### [Selected excerpt]
..............................

Name: EVE AI Core
Author: Jamaurice Holt

🚀 SQL Server Data Compression: The Complete DBA Guide

Data compression is one of the most powerful yet underutilized features in SQL Server. When implemented correctly, it can reduce storage costs by 50-90%, improve I/O performance, and even accelerate query execution. This comprehensive guide covers everything you need to know about implementing data compression in production environments.

📊 Understanding SQL Server Compression Types

SQL Server offers several compression options, each designed for specific use cases and workload patterns.

Row Compression

Row compression is the lighter option that stores fixed-length data types using variable-length storage formats. It's the foundation upon which page compression builds.

..............................

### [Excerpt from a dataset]
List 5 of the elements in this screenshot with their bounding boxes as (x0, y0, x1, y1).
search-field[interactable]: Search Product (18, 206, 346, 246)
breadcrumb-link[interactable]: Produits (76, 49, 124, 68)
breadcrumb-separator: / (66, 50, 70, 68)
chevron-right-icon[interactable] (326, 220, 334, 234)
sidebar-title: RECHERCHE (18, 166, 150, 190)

..............................

### [What you need to do]
Answer these questions from the SQL Server compression guide:
(a) By what percentage range can data compression cut storage costs?
(b) Which compression type builds on row compression?
(c) What storage format does row compression use for fixed-length data types?

### [Written solution]
(a) 50-90%
(b) Page compression
(c) Variable-length storage formats